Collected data
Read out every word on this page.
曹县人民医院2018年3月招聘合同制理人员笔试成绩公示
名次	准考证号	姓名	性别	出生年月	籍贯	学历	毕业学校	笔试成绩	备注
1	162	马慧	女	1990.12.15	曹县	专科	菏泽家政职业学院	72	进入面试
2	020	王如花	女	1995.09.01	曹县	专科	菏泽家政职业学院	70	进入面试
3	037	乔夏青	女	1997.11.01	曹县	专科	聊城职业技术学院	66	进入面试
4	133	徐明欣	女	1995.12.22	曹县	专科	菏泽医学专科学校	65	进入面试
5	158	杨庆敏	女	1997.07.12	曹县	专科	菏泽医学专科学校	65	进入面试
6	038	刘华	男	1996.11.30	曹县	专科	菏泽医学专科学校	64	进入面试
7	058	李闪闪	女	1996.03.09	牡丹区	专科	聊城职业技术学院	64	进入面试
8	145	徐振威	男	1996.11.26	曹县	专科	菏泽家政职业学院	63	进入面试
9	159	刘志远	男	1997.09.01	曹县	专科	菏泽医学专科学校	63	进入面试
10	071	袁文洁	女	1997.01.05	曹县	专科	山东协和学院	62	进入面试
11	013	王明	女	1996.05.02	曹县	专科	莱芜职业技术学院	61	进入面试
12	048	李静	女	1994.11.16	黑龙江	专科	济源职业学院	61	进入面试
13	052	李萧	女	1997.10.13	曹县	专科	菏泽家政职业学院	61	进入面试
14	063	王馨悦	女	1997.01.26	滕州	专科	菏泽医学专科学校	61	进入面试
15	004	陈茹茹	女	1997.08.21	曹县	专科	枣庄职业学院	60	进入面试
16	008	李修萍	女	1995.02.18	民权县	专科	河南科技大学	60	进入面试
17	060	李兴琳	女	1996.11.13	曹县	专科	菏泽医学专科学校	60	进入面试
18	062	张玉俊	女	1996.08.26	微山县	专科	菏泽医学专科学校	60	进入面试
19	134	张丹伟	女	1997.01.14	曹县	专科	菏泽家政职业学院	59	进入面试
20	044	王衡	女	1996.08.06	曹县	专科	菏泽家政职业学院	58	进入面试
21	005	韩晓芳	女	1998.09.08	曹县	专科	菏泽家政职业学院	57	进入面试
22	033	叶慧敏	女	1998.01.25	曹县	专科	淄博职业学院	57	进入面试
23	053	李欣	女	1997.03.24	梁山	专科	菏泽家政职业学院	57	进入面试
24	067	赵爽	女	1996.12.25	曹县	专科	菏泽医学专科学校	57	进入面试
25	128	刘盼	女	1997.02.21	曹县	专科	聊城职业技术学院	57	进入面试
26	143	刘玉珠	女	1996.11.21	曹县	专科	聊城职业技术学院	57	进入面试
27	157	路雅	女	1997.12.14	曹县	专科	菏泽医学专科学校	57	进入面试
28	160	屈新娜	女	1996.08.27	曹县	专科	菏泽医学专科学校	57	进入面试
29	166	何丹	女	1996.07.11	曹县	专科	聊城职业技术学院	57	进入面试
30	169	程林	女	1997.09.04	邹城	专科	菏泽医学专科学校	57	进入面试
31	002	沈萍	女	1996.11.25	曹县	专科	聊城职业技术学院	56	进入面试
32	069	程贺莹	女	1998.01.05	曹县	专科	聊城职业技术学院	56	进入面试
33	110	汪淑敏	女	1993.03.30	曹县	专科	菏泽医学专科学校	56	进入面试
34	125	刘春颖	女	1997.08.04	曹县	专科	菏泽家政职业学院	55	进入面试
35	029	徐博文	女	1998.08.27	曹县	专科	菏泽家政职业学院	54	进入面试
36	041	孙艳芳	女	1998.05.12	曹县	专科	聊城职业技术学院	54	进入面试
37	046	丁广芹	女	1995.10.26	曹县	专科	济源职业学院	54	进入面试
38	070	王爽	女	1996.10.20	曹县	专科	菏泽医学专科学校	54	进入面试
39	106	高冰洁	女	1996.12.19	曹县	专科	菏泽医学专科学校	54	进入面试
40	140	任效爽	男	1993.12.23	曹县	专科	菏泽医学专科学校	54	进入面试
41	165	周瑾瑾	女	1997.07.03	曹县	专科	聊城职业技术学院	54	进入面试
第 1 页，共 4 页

---

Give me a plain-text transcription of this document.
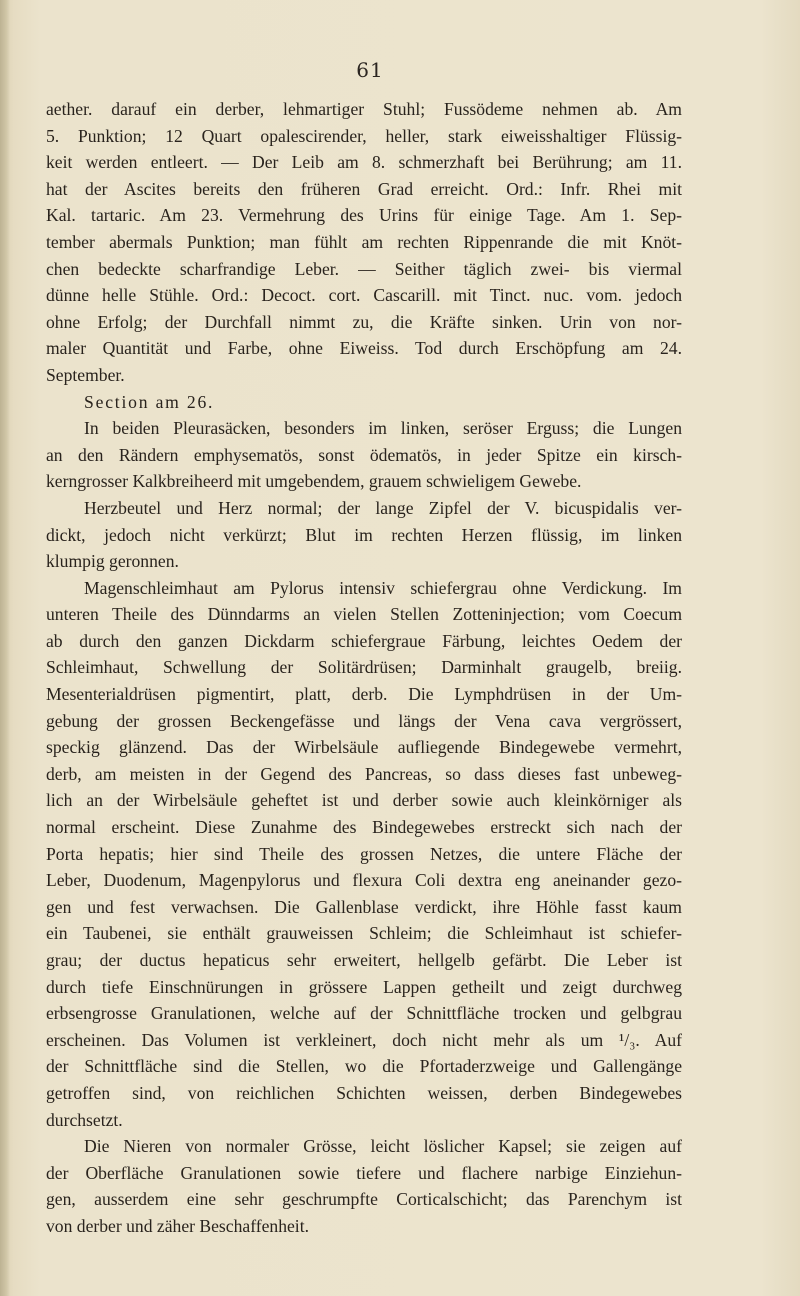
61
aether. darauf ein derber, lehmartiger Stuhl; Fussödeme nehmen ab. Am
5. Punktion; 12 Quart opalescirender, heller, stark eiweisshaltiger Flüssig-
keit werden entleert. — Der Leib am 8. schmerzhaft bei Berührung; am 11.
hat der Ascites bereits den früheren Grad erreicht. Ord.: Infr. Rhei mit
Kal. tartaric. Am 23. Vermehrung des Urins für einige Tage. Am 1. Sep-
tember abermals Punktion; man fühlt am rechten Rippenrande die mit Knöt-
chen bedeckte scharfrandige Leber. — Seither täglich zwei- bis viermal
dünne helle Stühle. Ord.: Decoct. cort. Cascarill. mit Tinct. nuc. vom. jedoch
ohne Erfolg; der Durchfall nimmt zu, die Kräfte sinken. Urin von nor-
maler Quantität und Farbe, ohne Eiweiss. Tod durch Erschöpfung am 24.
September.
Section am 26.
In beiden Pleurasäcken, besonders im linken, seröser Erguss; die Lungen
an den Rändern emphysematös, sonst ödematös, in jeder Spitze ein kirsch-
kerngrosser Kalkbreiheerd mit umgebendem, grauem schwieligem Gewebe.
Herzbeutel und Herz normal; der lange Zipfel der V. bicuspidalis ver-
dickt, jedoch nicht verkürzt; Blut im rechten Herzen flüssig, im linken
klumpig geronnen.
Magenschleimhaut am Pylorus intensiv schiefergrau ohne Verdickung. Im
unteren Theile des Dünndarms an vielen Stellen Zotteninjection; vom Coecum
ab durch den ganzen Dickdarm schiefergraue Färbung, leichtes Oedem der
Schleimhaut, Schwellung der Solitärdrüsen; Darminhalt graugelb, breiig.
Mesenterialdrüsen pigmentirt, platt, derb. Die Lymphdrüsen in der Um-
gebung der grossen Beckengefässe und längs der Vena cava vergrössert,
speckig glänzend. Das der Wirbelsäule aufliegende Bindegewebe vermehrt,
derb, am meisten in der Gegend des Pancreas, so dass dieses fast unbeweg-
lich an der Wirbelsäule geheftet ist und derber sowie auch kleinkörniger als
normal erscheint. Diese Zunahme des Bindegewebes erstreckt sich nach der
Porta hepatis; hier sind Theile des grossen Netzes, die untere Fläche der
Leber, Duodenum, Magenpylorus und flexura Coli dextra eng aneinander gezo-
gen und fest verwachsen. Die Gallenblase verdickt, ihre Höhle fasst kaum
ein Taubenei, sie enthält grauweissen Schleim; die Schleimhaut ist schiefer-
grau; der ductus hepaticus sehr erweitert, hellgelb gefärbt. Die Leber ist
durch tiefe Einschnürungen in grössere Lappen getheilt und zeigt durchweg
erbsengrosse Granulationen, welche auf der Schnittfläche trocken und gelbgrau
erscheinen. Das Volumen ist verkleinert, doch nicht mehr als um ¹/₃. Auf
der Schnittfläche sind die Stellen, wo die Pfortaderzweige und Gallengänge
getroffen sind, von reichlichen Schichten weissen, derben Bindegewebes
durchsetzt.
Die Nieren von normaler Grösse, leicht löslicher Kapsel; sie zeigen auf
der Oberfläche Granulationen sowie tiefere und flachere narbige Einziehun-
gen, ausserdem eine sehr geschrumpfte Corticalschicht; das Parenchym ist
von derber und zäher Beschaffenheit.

(What is needed): Search the lines for "sowie". Copy each line that has it.

(The response):
lich an der Wirbelsäule geheftet ist und derber sowie auch kleinkörniger als
der Oberfläche Granulationen sowie tiefere und flachere narbige Einziehun-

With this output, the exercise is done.